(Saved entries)

++++++++++++++++++++

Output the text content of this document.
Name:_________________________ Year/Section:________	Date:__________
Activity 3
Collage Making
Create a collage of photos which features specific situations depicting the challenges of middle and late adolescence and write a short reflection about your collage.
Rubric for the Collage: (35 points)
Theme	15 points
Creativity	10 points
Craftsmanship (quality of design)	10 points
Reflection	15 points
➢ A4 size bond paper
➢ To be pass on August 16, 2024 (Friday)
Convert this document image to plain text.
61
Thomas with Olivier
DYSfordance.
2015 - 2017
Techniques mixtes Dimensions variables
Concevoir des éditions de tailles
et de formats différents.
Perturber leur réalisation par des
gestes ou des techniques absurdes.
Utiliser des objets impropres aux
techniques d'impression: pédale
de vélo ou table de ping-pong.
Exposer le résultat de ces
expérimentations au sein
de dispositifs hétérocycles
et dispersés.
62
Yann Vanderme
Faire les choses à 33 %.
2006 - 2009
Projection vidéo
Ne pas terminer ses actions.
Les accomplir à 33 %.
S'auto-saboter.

++++++++++++++++++++

» Exercise details: Extract every line from the one containing "Convert this document image to plain text." to the end of the entries, including both of those lines, exactly as given and with nothing added.

» Solution to this problem:
Convert this document image to plain text.
61
Thomas with Olivier
DYSfordance.
2015 - 2017
Techniques mixtes Dimensions variables
Concevoir des éditions de tailles
et de formats différents.
Perturber leur réalisation par des
gestes ou des techniques absurdes.
Utiliser des objets impropres aux
techniques d'impression: pédale
de vélo ou table de ping-pong.
Exposer le résultat de ces
expérimentations au sein
de dispositifs hétérocycles
et dispersés.
62
Yann Vanderme
Faire les choses à 33 %.
2006 - 2009
Projection vidéo
Ne pas terminer ses actions.
Les accomplir à 33 %.
S'auto-saboter.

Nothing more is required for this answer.